___ INFORMATION SUPPLIED ___

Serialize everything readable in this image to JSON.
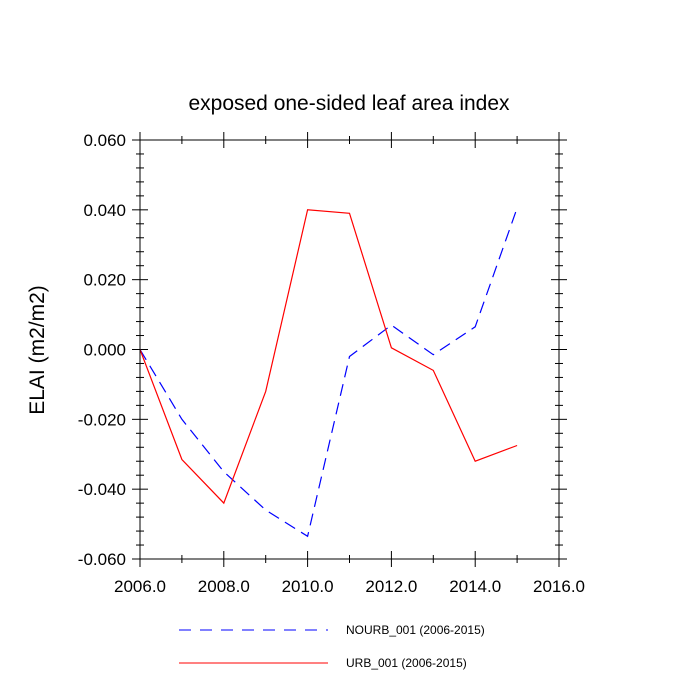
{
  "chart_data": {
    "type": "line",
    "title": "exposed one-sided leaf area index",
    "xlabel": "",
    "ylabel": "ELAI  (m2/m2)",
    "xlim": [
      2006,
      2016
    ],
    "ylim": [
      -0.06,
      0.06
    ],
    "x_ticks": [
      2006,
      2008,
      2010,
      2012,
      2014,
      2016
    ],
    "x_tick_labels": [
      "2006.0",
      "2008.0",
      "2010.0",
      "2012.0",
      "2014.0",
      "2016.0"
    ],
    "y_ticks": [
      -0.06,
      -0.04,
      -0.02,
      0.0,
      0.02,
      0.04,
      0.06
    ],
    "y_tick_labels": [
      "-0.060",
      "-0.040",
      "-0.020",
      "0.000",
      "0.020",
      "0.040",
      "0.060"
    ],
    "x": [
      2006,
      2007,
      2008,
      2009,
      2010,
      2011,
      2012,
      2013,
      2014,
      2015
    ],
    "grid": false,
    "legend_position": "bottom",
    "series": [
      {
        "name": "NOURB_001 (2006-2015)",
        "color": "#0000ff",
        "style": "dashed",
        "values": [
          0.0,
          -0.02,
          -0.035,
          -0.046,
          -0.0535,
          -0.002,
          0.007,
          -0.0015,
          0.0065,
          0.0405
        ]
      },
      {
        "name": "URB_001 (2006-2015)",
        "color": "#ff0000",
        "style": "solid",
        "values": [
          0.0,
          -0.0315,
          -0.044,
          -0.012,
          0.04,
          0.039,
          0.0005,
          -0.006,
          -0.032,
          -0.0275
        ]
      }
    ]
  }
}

___

● **WHAT THE EXERCISE ASKS**:
Return only the number of lines in the data that contain "name".

● **TASK RESPONSE**:
2